### STORED ROWS
-------------------------
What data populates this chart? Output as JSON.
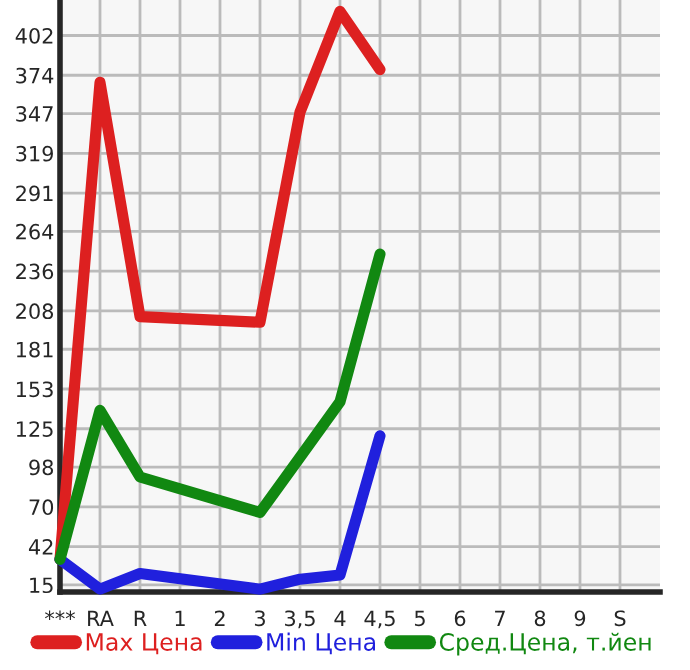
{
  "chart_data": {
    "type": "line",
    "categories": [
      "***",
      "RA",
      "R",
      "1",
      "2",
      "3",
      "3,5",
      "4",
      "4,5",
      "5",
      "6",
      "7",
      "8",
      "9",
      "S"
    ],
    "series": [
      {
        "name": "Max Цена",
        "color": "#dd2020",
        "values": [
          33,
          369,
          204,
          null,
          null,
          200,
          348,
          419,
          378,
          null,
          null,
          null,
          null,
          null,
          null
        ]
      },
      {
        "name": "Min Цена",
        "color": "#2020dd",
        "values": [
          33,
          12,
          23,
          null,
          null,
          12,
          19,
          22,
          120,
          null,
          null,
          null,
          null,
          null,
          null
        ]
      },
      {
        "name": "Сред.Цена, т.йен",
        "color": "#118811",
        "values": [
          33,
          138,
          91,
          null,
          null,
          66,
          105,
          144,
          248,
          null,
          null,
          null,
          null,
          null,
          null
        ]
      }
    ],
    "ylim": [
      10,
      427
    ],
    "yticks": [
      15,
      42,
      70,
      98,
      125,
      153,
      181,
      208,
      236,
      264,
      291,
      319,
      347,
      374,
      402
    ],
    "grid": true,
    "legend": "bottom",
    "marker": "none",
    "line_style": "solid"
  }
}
-------------------------
### EXERCISE INSTRUCTIONS
Find every line that has "name" in it, then return those lines.

### SOLUTION TO THE EXERCISE
        "name": "Max Цена",
        "name": "Min Цена",
        "name": "Сред.Цена, т.йен",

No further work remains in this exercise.